REQUIRED TASK
Reproduce every entry exactly as shown.

DATA IN THIS EXERCISE
_ _ _ _
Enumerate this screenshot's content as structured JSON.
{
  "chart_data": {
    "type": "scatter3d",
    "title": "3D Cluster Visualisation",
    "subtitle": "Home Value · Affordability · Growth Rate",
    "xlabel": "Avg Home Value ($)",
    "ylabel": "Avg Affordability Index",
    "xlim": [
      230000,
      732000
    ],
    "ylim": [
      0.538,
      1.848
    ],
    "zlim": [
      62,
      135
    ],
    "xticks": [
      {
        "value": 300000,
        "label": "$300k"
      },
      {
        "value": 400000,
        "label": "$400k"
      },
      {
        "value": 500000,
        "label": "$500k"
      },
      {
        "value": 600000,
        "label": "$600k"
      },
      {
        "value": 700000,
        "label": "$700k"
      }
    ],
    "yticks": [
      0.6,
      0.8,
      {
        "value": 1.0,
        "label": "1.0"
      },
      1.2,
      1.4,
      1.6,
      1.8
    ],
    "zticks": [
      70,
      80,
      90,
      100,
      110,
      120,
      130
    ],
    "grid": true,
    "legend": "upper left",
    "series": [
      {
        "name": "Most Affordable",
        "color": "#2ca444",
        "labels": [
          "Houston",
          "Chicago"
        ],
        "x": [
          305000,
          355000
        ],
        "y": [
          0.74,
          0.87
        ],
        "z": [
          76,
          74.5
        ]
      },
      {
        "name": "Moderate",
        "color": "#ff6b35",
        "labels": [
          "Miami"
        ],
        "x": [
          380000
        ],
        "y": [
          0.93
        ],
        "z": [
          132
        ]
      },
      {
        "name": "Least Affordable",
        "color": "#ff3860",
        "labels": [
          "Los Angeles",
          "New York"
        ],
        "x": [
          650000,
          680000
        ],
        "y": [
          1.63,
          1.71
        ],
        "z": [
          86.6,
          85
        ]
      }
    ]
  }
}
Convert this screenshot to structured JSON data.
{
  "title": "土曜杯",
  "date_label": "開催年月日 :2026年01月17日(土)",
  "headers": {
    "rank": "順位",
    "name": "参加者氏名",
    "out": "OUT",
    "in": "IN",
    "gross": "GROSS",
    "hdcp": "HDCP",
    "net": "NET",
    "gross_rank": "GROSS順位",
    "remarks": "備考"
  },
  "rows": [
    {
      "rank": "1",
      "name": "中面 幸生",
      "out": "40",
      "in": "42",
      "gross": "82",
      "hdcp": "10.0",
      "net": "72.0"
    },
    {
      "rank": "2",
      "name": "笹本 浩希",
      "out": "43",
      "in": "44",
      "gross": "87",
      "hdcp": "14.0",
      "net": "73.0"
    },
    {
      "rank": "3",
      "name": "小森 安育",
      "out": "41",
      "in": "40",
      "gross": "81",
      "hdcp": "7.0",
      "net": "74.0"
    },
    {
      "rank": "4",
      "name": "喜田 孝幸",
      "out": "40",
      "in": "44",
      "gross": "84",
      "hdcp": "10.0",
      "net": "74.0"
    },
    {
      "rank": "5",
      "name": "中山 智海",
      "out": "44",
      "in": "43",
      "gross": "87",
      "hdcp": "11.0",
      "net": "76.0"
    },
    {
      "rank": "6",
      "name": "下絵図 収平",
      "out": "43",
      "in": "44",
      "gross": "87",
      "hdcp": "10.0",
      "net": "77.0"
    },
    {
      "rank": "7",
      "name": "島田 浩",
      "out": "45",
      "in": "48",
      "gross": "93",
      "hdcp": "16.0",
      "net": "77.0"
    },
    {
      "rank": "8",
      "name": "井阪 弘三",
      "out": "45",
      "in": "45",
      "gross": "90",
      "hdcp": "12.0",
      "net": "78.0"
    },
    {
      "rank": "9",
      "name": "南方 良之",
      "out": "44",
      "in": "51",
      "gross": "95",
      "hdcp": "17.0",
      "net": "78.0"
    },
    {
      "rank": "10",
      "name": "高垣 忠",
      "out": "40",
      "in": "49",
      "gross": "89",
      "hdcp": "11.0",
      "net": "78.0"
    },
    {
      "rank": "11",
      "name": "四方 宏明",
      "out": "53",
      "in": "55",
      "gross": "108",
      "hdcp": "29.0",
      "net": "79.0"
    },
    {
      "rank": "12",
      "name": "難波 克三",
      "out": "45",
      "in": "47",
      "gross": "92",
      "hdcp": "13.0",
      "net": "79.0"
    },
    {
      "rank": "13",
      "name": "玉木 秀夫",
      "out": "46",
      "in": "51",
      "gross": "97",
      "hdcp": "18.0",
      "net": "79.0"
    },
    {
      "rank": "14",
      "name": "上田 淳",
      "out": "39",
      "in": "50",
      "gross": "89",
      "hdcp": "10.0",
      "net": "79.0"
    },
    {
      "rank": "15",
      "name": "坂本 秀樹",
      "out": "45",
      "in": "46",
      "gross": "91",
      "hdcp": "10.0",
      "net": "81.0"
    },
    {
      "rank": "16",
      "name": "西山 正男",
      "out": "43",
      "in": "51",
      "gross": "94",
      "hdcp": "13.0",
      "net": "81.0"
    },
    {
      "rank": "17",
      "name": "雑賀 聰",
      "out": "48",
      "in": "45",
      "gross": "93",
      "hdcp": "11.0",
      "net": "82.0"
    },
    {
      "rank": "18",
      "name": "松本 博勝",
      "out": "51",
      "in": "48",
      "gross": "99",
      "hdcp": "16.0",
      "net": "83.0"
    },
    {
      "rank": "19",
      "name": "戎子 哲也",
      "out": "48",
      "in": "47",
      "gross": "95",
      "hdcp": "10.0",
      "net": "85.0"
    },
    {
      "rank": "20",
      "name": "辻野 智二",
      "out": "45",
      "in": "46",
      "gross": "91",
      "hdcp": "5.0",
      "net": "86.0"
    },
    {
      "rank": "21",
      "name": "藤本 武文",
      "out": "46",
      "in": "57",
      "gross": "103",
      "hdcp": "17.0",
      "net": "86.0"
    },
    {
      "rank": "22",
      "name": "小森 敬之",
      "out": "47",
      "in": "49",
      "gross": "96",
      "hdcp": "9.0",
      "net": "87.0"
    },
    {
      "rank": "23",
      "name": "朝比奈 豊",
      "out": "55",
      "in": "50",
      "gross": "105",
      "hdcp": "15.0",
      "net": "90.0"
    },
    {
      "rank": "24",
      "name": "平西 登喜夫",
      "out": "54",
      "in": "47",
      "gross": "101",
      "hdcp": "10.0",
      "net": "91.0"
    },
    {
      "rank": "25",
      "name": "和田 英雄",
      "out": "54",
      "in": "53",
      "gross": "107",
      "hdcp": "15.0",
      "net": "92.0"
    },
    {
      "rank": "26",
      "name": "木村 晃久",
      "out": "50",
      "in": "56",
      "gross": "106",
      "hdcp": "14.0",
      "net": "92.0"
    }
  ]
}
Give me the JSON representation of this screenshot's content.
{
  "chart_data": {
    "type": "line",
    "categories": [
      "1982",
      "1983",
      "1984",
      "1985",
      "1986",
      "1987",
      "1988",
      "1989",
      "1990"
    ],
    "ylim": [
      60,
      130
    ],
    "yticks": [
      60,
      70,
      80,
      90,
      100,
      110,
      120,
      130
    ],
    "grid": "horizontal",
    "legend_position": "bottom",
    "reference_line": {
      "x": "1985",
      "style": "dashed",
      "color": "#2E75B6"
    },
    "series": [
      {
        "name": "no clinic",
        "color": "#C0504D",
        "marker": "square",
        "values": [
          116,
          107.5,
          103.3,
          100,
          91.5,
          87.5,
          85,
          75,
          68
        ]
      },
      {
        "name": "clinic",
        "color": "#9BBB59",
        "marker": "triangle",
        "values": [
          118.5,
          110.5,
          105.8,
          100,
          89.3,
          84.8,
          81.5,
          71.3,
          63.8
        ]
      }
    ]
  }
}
_ _ _ _
COMPLETED TASK
Enumerate this screenshot's content as structured JSON.
{
  "chart_data": {
    "type": "scatter3d",
    "title": "3D Cluster Visualisation",
    "subtitle": "Home Value · Affordability · Growth Rate",
    "xlabel": "Avg Home Value ($)",
    "ylabel": "Avg Affordability Index",
    "xlim": [
      230000,
      732000
    ],
    "ylim": [
      0.538,
      1.848
    ],
    "zlim": [
      62,
      135
    ],
    "xticks": [
      {
        "value": 300000,
        "label": "$300k"
      },
      {
        "value": 400000,
        "label": "$400k"
      },
      {
        "value": 500000,
        "label": "$500k"
      },
      {
        "value": 600000,
        "label": "$600k"
      },
      {
        "value": 700000,
        "label": "$700k"
      }
    ],
    "yticks": [
      0.6,
      0.8,
      {
        "value": 1.0,
        "label": "1.0"
      },
      1.2,
      1.4,
      1.6,
      1.8
    ],
    "zticks": [
      70,
      80,
      90,
      100,
      110,
      120,
      130
    ],
    "grid": true,
    "legend": "upper left",
    "series": [
      {
        "name": "Most Affordable",
        "color": "#2ca444",
        "labels": [
          "Houston",
          "Chicago"
        ],
        "x": [
          305000,
          355000
        ],
        "y": [
          0.74,
          0.87
        ],
        "z": [
          76,
          74.5
        ]
      },
      {
        "name": "Moderate",
        "color": "#ff6b35",
        "labels": [
          "Miami"
        ],
        "x": [
          380000
        ],
        "y": [
          0.93
        ],
        "z": [
          132
        ]
      },
      {
        "name": "Least Affordable",
        "color": "#ff3860",
        "labels": [
          "Los Angeles",
          "New York"
        ],
        "x": [
          650000,
          680000
        ],
        "y": [
          1.63,
          1.71
        ],
        "z": [
          86.6,
          85
        ]
      }
    ]
  }
}
Convert this screenshot to structured JSON data.
{
  "title": "土曜杯",
  "date_label": "開催年月日 :2026年01月17日(土)",
  "headers": {
    "rank": "順位",
    "name": "参加者氏名",
    "out": "OUT",
    "in": "IN",
    "gross": "GROSS",
    "hdcp": "HDCP",
    "net": "NET",
    "gross_rank": "GROSS順位",
    "remarks": "備考"
  },
  "rows": [
    {
      "rank": "1",
      "name": "中面 幸生",
      "out": "40",
      "in": "42",
      "gross": "82",
      "hdcp": "10.0",
      "net": "72.0"
    },
    {
      "rank": "2",
      "name": "笹本 浩希",
      "out": "43",
      "in": "44",
      "gross": "87",
      "hdcp": "14.0",
      "net": "73.0"
    },
    {
      "rank": "3",
      "name": "小森 安育",
      "out": "41",
      "in": "40",
      "gross": "81",
      "hdcp": "7.0",
      "net": "74.0"
    },
    {
      "rank": "4",
      "name": "喜田 孝幸",
      "out": "40",
      "in": "44",
      "gross": "84",
      "hdcp": "10.0",
      "net": "74.0"
    },
    {
      "rank": "5",
      "name": "中山 智海",
      "out": "44",
      "in": "43",
      "gross": "87",
      "hdcp": "11.0",
      "net": "76.0"
    },
    {
      "rank": "6",
      "name": "下絵図 収平",
      "out": "43",
      "in": "44",
      "gross": "87",
      "hdcp": "10.0",
      "net": "77.0"
    },
    {
      "rank": "7",
      "name": "島田 浩",
      "out": "45",
      "in": "48",
      "gross": "93",
      "hdcp": "16.0",
      "net": "77.0"
    },
    {
      "rank": "8",
      "name": "井阪 弘三",
      "out": "45",
      "in": "45",
      "gross": "90",
      "hdcp": "12.0",
      "net": "78.0"
    },
    {
      "rank": "9",
      "name": "南方 良之",
      "out": "44",
      "in": "51",
      "gross": "95",
      "hdcp": "17.0",
      "net": "78.0"
    },
    {
      "rank": "10",
      "name": "高垣 忠",
      "out": "40",
      "in": "49",
      "gross": "89",
      "hdcp": "11.0",
      "net": "78.0"
    },
    {
      "rank": "11",
      "name": "四方 宏明",
      "out": "53",
      "in": "55",
      "gross": "108",
      "hdcp": "29.0",
      "net": "79.0"
    },
    {
      "rank": "12",
      "name": "難波 克三",
      "out": "45",
      "in": "47",
      "gross": "92",
      "hdcp": "13.0",
      "net": "79.0"
    },
    {
      "rank": "13",
      "name": "玉木 秀夫",
      "out": "46",
      "in": "51",
      "gross": "97",
      "hdcp": "18.0",
      "net": "79.0"
    },
    {
      "rank": "14",
      "name": "上田 淳",
      "out": "39",
      "in": "50",
      "gross": "89",
      "hdcp": "10.0",
      "net": "79.0"
    },
    {
      "rank": "15",
      "name": "坂本 秀樹",
      "out": "45",
      "in": "46",
      "gross": "91",
      "hdcp": "10.0",
      "net": "81.0"
    },
    {
      "rank": "16",
      "name": "西山 正男",
      "out": "43",
      "in": "51",
      "gross": "94",
      "hdcp": "13.0",
      "net": "81.0"
    },
    {
      "rank": "17",
      "name": "雑賀 聰",
      "out": "48",
      "in": "45",
      "gross": "93",
      "hdcp": "11.0",
      "net": "82.0"
    },
    {
      "rank": "18",
      "name": "松本 博勝",
      "out": "51",
      "in": "48",
      "gross": "99",
      "hdcp": "16.0",
      "net": "83.0"
    },
    {
      "rank": "19",
      "name": "戎子 哲也",
      "out": "48",
      "in": "47",
      "gross": "95",
      "hdcp": "10.0",
      "net": "85.0"
    },
    {
      "rank": "20",
      "name": "辻野 智二",
      "out": "45",
      "in": "46",
      "gross": "91",
      "hdcp": "5.0",
      "net": "86.0"
    },
    {
      "rank": "21",
      "name": "藤本 武文",
      "out": "46",
      "in": "57",
      "gross": "103",
      "hdcp": "17.0",
      "net": "86.0"
    },
    {
      "rank": "22",
      "name": "小森 敬之",
      "out": "47",
      "in": "49",
      "gross": "96",
      "hdcp": "9.0",
      "net": "87.0"
    },
    {
      "rank": "23",
      "name": "朝比奈 豊",
      "out": "55",
      "in": "50",
      "gross": "105",
      "hdcp": "15.0",
      "net": "90.0"
    },
    {
      "rank": "24",
      "name": "平西 登喜夫",
      "out": "54",
      "in": "47",
      "gross": "101",
      "hdcp": "10.0",
      "net": "91.0"
    },
    {
      "rank": "25",
      "name": "和田 英雄",
      "out": "54",
      "in": "53",
      "gross": "107",
      "hdcp": "15.0",
      "net": "92.0"
    },
    {
      "rank": "26",
      "name": "木村 晃久",
      "out": "50",
      "in": "56",
      "gross": "106",
      "hdcp": "14.0",
      "net": "92.0"
    }
  ]
}
Give me the JSON representation of this screenshot's content.
{
  "chart_data": {
    "type": "line",
    "categories": [
      "1982",
      "1983",
      "1984",
      "1985",
      "1986",
      "1987",
      "1988",
      "1989",
      "1990"
    ],
    "ylim": [
      60,
      130
    ],
    "yticks": [
      60,
      70,
      80,
      90,
      100,
      110,
      120,
      130
    ],
    "grid": "horizontal",
    "legend_position": "bottom",
    "reference_line": {
      "x": "1985",
      "style": "dashed",
      "color": "#2E75B6"
    },
    "series": [
      {
        "name": "no clinic",
        "color": "#C0504D",
        "marker": "square",
        "values": [
          116,
          107.5,
          103.3,
          100,
          91.5,
          87.5,
          85,
          75,
          68
        ]
      },
      {
        "name": "clinic",
        "color": "#9BBB59",
        "marker": "triangle",
        "values": [
          118.5,
          110.5,
          105.8,
          100,
          89.3,
          84.8,
          81.5,
          71.3,
          63.8
        ]
      }
    ]
  }
}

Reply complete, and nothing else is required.